**Task requirements**: Track down the lines that contain "Pengertian" and copy them.

** begin **

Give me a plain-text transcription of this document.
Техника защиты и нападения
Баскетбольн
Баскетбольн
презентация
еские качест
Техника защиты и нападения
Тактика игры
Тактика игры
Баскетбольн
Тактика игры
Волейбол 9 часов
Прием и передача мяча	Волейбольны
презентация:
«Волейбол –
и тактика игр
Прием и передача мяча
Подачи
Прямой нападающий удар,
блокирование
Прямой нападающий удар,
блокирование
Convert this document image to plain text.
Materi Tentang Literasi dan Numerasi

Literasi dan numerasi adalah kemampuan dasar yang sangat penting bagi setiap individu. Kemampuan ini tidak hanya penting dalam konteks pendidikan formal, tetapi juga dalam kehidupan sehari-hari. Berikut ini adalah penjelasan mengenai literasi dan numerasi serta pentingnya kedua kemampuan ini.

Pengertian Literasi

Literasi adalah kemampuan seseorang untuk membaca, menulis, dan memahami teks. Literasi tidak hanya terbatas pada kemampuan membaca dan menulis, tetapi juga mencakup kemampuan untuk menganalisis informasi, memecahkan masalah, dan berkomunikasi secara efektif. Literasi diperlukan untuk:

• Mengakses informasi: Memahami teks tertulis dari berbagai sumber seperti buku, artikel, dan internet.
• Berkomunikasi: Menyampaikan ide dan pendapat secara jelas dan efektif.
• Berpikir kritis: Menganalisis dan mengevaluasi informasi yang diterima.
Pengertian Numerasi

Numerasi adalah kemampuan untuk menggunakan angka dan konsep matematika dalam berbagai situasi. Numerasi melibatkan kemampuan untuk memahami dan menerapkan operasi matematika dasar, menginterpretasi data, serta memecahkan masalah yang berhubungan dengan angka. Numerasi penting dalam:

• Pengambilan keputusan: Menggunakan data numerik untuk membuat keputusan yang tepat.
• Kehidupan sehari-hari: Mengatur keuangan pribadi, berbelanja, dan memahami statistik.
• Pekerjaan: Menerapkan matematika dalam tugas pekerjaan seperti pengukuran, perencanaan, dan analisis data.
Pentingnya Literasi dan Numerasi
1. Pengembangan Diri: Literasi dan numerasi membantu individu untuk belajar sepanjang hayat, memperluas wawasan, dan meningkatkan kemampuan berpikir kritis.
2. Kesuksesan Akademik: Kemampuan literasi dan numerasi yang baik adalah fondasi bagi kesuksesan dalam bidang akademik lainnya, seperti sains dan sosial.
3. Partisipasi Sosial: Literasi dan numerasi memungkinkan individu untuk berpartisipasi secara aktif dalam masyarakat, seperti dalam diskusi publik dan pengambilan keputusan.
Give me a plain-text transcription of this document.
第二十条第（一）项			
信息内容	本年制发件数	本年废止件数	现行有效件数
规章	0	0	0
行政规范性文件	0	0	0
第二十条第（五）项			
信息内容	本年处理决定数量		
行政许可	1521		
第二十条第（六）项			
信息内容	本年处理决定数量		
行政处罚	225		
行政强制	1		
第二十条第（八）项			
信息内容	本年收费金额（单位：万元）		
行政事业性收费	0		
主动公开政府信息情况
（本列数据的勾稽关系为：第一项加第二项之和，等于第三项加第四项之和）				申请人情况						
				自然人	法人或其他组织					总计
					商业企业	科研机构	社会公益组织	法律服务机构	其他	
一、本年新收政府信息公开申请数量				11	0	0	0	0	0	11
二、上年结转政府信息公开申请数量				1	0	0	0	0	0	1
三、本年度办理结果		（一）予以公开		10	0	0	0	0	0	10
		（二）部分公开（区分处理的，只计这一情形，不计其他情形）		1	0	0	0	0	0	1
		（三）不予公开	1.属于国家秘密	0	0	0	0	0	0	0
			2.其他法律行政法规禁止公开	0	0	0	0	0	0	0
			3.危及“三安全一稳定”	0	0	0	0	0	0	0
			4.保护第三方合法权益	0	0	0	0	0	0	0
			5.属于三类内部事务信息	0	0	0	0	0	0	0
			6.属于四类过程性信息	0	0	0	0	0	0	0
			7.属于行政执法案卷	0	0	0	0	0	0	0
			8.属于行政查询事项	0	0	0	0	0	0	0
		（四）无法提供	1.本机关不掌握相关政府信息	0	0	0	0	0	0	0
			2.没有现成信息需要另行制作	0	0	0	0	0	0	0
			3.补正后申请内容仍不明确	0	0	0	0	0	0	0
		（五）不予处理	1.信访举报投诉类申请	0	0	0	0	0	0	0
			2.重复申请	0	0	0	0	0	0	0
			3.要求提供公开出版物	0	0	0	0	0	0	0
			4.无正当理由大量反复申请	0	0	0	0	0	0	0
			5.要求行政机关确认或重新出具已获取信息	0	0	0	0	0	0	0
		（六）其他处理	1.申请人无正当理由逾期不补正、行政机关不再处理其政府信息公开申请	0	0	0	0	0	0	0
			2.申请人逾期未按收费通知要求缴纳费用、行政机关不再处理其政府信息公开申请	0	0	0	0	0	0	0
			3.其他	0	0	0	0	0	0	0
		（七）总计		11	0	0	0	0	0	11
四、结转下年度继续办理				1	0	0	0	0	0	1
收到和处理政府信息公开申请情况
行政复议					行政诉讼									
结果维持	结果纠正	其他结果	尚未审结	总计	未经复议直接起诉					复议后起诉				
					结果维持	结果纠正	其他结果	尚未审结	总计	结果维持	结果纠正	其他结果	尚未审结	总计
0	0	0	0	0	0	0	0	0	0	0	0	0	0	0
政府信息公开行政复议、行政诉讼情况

** end **

**Output below**:
Pengertian Literasi
Pengertian Numerasi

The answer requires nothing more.